[Collected data entries]
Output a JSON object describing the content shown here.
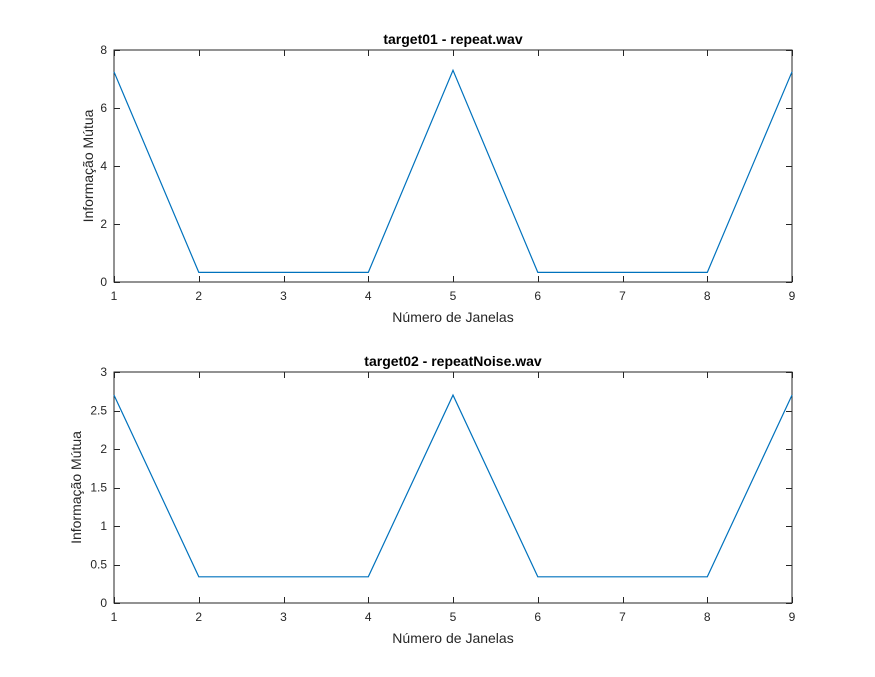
{
  "chart_data": [
    {
      "type": "line",
      "title": "target01 - repeat.wav",
      "xlabel": "Número de Janelas",
      "ylabel": "Informação Mútua",
      "xlim": [
        1,
        9
      ],
      "ylim": [
        0,
        8
      ],
      "xticks": [
        1,
        2,
        3,
        4,
        5,
        6,
        7,
        8,
        9
      ],
      "yticks": [
        0,
        2,
        4,
        6,
        8
      ],
      "ytick_labels": [
        "0",
        "2",
        "4",
        "6",
        "8"
      ],
      "grid": false,
      "series": [
        {
          "color": "#0072bd",
          "x": [
            1,
            2,
            3,
            4,
            5,
            6,
            7,
            8,
            9
          ],
          "y": [
            7.25,
            0.33,
            0.33,
            0.33,
            7.3,
            0.33,
            0.33,
            0.33,
            7.25
          ]
        }
      ]
    },
    {
      "type": "line",
      "title": "target02 - repeatNoise.wav",
      "xlabel": "Número de Janelas",
      "ylabel": "Informação Mútua",
      "xlim": [
        1,
        9
      ],
      "ylim": [
        0,
        3
      ],
      "xticks": [
        1,
        2,
        3,
        4,
        5,
        6,
        7,
        8,
        9
      ],
      "yticks": [
        0,
        0.5,
        1,
        1.5,
        2,
        2.5,
        3
      ],
      "ytick_labels": [
        "0",
        "0.5",
        "1",
        "1.5",
        "2",
        "2.5",
        "3"
      ],
      "grid": false,
      "series": [
        {
          "color": "#0072bd",
          "x": [
            1,
            2,
            3,
            4,
            5,
            6,
            7,
            8,
            9
          ],
          "y": [
            2.7,
            0.34,
            0.34,
            0.34,
            2.7,
            0.34,
            0.34,
            0.34,
            2.7
          ]
        }
      ]
    }
  ]
}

> _Written task_
Except for the pictures, reproduce every line exactly.

> _Expected answer_
Output a JSON object describing the content shown here.
{
  "chart_data": [
    {
      "type": "line",
      "title": "target01 - repeat.wav",
      "xlabel": "Número de Janelas",
      "ylabel": "Informação Mútua",
      "xlim": [
        1,
        9
      ],
      "ylim": [
        0,
        8
      ],
      "xticks": [
        1,
        2,
        3,
        4,
        5,
        6,
        7,
        8,
        9
      ],
      "yticks": [
        0,
        2,
        4,
        6,
        8
      ],
      "ytick_labels": [
        "0",
        "2",
        "4",
        "6",
        "8"
      ],
      "grid": false,
      "series": [
        {
          "color": "#0072bd",
          "x": [
            1,
            2,
            3,
            4,
            5,
            6,
            7,
            8,
            9
          ],
          "y": [
            7.25,
            0.33,
            0.33,
            0.33,
            7.3,
            0.33,
            0.33,
            0.33,
            7.25
          ]
        }
      ]
    },
    {
      "type": "line",
      "title": "target02 - repeatNoise.wav",
      "xlabel": "Número de Janelas",
      "ylabel": "Informação Mútua",
      "xlim": [
        1,
        9
      ],
      "ylim": [
        0,
        3
      ],
      "xticks": [
        1,
        2,
        3,
        4,
        5,
        6,
        7,
        8,
        9
      ],
      "yticks": [
        0,
        0.5,
        1,
        1.5,
        2,
        2.5,
        3
      ],
      "ytick_labels": [
        "0",
        "0.5",
        "1",
        "1.5",
        "2",
        "2.5",
        "3"
      ],
      "grid": false,
      "series": [
        {
          "color": "#0072bd",
          "x": [
            1,
            2,
            3,
            4,
            5,
            6,
            7,
            8,
            9
          ],
          "y": [
            2.7,
            0.34,
            0.34,
            0.34,
            2.7,
            0.34,
            0.34,
            0.34,
            2.7
          ]
        }
      ]
    }
  ]
}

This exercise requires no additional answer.